■ REQUEST ■
List all lines of the data that include the string "header".

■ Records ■
■ ■ ■

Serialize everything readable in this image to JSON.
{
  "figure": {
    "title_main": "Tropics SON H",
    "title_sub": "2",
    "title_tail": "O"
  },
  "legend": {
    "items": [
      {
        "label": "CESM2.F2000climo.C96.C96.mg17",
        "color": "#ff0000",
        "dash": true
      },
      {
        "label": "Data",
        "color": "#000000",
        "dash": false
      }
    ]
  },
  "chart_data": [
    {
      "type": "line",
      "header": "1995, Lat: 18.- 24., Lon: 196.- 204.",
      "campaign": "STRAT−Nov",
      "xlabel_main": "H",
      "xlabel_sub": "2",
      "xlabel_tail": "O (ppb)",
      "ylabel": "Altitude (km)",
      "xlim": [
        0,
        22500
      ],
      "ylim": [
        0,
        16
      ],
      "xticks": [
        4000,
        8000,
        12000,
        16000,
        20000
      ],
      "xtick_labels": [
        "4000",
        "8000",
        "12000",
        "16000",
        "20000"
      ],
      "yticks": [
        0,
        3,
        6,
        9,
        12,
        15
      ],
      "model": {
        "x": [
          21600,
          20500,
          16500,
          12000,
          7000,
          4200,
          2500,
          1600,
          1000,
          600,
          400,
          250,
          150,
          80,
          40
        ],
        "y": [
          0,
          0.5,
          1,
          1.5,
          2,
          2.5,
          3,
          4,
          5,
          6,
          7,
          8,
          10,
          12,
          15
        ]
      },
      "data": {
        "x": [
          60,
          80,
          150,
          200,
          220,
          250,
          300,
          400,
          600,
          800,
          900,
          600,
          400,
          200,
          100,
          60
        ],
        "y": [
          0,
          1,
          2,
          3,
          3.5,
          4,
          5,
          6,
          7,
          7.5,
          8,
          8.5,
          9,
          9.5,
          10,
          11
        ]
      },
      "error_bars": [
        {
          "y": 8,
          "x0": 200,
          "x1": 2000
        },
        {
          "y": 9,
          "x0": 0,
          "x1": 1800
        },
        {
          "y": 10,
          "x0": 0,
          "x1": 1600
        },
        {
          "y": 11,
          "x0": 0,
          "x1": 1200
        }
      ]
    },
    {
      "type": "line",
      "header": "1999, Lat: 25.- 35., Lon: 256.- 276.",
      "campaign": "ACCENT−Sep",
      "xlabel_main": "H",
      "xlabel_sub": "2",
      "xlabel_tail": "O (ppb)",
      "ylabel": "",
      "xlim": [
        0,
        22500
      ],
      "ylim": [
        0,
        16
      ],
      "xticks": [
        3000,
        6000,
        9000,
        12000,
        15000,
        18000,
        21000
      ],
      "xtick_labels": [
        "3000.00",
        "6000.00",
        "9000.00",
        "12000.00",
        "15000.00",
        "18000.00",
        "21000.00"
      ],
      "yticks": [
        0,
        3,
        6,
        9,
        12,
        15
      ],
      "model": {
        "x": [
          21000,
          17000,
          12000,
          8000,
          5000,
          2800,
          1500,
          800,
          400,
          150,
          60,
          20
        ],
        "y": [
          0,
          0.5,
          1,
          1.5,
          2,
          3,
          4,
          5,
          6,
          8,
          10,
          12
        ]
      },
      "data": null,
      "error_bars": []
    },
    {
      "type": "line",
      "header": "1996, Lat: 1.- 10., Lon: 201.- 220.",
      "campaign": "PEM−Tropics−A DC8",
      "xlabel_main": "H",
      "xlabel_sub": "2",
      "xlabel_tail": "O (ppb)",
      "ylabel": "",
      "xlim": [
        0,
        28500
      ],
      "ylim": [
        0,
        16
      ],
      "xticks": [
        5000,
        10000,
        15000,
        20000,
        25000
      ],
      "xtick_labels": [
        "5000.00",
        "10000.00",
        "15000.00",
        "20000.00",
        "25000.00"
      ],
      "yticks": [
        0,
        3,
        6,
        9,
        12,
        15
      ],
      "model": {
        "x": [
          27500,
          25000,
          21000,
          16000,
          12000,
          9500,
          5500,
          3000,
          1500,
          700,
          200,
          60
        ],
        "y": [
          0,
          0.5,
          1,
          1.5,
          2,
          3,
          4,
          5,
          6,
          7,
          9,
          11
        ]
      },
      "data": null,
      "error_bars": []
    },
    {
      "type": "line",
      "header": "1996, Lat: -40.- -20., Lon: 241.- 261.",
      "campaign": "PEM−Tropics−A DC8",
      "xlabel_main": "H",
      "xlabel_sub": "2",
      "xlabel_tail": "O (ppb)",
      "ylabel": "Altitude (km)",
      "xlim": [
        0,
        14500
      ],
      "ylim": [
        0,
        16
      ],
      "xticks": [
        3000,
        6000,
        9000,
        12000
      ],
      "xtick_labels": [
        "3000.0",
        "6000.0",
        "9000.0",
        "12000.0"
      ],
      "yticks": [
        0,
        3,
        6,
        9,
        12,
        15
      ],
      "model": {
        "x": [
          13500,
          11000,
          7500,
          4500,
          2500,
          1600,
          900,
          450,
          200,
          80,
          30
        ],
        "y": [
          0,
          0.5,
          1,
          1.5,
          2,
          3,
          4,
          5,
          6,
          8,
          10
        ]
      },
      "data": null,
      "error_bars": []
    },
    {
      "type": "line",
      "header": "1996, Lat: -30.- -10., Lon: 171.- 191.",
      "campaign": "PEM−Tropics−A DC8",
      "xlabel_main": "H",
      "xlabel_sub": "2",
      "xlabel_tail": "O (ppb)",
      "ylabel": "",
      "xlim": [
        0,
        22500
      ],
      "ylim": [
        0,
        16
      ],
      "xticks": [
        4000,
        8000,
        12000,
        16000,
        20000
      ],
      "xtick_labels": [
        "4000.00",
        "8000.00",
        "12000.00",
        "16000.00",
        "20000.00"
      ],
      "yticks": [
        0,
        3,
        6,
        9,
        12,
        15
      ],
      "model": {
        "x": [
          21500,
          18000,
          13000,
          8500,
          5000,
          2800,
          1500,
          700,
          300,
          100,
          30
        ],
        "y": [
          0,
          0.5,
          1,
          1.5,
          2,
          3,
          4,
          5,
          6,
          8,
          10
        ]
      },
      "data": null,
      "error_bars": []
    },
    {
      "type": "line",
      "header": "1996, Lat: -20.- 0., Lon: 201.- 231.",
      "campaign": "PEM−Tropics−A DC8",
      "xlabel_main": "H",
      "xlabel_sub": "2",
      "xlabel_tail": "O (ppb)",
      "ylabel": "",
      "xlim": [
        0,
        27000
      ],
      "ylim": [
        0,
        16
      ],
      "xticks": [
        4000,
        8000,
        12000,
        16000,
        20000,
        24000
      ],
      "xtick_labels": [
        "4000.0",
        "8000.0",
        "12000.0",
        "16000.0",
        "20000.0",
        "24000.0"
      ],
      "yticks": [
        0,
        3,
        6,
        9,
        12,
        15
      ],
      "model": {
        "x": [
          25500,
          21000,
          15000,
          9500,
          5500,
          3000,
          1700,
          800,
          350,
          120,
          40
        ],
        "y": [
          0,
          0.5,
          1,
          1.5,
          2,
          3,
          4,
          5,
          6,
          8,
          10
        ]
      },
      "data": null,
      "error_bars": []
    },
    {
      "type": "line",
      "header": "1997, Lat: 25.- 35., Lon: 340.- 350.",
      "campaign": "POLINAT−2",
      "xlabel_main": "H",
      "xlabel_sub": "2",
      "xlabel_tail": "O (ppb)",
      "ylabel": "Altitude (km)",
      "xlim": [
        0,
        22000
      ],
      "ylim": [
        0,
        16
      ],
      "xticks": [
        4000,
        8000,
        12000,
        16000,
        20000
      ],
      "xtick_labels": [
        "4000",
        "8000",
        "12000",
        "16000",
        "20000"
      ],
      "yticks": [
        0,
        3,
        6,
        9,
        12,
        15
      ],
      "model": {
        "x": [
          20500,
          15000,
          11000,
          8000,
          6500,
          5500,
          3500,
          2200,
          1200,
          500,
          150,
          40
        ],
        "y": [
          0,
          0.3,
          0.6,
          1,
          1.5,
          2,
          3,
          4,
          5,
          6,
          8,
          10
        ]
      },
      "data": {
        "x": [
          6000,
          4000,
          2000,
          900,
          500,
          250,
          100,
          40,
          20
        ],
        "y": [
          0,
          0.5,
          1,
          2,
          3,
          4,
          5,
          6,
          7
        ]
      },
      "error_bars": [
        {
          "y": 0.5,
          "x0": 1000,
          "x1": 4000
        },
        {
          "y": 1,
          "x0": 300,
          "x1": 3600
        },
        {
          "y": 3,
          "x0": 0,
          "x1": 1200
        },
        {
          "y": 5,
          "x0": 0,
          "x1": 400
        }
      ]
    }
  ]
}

■ ■ ■

■ RESPONSE TO THIS TASK ■
      "header": "1995, Lat: 18.- 24., Lon: 196.- 204.",
      "header": "1999, Lat: 25.- 35., Lon: 256.- 276.",
      "header": "1996, Lat: 1.- 10., Lon: 201.- 220.",
      "header": "1996, Lat: -40.- -20., Lon: 241.- 261.",
      "header": "1996, Lat: -30.- -10., Lon: 171.- 191.",
      "header": "1996, Lat: -20.- 0., Lon: 201.- 231.",
      "header": "1997, Lat: 25.- 35., Lon: 340.- 350.",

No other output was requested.